» EXERCISE OBJECTIVE:
Go through the records and copy each line where the word "JSON" occurs.

------------------------------------------------------------------------

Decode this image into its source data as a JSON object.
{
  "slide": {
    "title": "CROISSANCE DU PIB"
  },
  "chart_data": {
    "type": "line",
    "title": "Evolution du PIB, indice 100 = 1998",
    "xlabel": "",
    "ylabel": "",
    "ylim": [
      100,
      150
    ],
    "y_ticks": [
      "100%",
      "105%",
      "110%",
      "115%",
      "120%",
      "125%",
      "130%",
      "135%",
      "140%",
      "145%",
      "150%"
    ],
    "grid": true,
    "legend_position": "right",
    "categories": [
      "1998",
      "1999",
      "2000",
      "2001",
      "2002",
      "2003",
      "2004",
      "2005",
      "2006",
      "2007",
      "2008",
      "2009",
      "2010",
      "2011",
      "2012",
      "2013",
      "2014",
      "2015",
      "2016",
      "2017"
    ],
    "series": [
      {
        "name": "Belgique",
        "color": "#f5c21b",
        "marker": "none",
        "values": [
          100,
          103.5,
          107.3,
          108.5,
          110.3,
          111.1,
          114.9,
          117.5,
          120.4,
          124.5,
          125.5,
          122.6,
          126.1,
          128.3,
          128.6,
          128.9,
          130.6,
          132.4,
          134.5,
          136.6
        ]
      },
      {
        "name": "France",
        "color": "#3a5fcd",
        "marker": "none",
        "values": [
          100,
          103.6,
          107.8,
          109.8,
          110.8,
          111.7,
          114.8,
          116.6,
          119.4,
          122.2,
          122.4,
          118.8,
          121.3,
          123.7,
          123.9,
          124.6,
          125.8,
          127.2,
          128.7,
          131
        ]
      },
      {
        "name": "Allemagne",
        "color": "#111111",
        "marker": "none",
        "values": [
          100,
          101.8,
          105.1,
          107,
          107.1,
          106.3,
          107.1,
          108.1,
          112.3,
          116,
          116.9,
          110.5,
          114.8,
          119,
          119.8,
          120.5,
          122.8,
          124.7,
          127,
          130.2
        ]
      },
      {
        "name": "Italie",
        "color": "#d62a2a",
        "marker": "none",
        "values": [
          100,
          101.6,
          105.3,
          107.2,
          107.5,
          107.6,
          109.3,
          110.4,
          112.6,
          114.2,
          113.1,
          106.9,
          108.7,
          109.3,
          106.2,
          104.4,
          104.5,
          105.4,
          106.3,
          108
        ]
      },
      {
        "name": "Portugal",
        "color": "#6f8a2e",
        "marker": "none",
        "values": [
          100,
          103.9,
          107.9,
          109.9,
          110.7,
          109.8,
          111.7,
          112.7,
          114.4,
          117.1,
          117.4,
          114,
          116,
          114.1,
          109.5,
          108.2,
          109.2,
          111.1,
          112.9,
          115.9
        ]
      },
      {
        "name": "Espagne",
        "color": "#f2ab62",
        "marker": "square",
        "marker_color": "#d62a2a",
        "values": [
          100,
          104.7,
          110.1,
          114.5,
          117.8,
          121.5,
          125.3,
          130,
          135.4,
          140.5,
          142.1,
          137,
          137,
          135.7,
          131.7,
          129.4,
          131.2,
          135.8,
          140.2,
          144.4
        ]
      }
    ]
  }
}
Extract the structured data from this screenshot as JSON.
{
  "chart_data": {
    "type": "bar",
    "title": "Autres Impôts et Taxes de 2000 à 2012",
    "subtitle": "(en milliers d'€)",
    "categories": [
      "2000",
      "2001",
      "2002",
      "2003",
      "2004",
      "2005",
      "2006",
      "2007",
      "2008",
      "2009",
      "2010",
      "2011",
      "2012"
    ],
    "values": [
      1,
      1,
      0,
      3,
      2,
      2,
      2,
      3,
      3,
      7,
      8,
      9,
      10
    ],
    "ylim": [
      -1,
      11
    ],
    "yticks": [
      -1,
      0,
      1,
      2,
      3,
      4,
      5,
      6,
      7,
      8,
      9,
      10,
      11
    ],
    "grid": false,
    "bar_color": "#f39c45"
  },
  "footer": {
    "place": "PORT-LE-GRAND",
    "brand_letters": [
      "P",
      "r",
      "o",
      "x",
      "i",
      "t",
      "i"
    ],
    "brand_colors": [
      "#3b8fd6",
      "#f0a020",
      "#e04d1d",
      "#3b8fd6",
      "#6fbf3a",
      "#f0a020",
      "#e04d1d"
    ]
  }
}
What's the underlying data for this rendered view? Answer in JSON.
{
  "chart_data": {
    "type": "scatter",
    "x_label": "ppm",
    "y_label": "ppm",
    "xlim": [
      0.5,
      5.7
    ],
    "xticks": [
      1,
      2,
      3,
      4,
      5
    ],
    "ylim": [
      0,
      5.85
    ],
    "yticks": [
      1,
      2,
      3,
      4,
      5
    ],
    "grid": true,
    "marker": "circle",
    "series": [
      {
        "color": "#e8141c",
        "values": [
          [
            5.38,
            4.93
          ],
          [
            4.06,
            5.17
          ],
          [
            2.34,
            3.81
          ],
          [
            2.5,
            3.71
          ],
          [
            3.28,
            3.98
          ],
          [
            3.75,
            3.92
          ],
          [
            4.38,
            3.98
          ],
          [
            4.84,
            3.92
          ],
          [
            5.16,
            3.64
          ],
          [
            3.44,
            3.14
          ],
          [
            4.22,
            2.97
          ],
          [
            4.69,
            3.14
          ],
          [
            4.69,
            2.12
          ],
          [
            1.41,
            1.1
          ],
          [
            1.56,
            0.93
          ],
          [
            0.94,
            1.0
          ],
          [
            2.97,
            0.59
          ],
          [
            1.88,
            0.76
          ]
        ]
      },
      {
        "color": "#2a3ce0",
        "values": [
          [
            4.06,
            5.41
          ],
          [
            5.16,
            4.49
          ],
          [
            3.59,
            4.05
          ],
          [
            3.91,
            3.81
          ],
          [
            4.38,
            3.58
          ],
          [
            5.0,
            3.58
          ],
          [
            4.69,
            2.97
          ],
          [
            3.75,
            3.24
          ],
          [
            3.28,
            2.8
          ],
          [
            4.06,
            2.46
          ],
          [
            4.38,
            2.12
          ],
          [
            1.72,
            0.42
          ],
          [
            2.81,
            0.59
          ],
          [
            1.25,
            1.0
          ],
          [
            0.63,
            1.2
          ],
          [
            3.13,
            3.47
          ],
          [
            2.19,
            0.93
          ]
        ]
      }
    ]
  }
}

------------------------------------------------------------------------

» THE SOLUTION:
Decode this image into its source data as a JSON object.
Extract the structured data from this screenshot as JSON.
What's the underlying data for this rendered view? Answer in JSON.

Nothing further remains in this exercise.